JOB: Give every line from the entries that contains "Delta".

[Records]

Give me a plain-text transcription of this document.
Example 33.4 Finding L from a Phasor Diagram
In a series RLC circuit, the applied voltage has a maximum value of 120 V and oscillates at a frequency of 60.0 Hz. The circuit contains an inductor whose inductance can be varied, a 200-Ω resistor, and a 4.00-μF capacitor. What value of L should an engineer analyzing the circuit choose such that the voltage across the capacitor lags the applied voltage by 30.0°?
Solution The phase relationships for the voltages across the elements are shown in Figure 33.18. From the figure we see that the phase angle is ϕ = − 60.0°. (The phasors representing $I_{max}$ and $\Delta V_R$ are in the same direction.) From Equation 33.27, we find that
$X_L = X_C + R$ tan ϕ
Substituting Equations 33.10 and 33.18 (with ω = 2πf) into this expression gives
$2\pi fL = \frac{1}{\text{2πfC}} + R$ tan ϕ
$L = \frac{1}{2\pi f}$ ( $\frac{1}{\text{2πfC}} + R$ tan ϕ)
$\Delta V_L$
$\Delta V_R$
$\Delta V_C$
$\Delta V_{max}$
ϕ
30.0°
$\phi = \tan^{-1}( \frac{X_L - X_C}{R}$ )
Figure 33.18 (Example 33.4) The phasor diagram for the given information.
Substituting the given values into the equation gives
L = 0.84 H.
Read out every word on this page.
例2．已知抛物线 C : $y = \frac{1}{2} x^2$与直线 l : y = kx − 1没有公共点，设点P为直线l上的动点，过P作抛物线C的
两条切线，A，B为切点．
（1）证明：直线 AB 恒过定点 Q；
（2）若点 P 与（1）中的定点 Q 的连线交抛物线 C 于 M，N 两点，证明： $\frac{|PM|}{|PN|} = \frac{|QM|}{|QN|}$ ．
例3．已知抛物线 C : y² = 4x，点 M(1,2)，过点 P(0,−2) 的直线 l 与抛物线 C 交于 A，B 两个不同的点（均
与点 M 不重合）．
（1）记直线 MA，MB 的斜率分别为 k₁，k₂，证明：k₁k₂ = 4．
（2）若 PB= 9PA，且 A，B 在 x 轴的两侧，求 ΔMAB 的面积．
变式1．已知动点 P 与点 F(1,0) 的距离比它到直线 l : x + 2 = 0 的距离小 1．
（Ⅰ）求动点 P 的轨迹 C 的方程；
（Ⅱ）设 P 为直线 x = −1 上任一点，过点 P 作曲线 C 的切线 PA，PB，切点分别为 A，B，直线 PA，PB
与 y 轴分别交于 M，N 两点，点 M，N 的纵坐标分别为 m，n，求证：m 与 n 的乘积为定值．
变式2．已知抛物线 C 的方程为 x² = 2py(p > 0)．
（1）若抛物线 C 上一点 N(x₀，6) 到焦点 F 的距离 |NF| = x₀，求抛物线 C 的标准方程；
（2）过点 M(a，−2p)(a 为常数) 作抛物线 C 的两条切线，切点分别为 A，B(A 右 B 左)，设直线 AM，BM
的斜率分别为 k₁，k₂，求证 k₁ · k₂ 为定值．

REPLY TO THE TASK:
Solution The phase relationships for the voltages across the elements are shown in Figure 33.18. From the figure we see that the phase angle is ϕ = − 60.0°. (The phasors representing $I_{max}$ and $\Delta V_R$ are in the same direction.) From Equation 33.27, we find that
$\Delta V_L$
$\Delta V_R$
$\Delta V_C$
$\Delta V_{max}$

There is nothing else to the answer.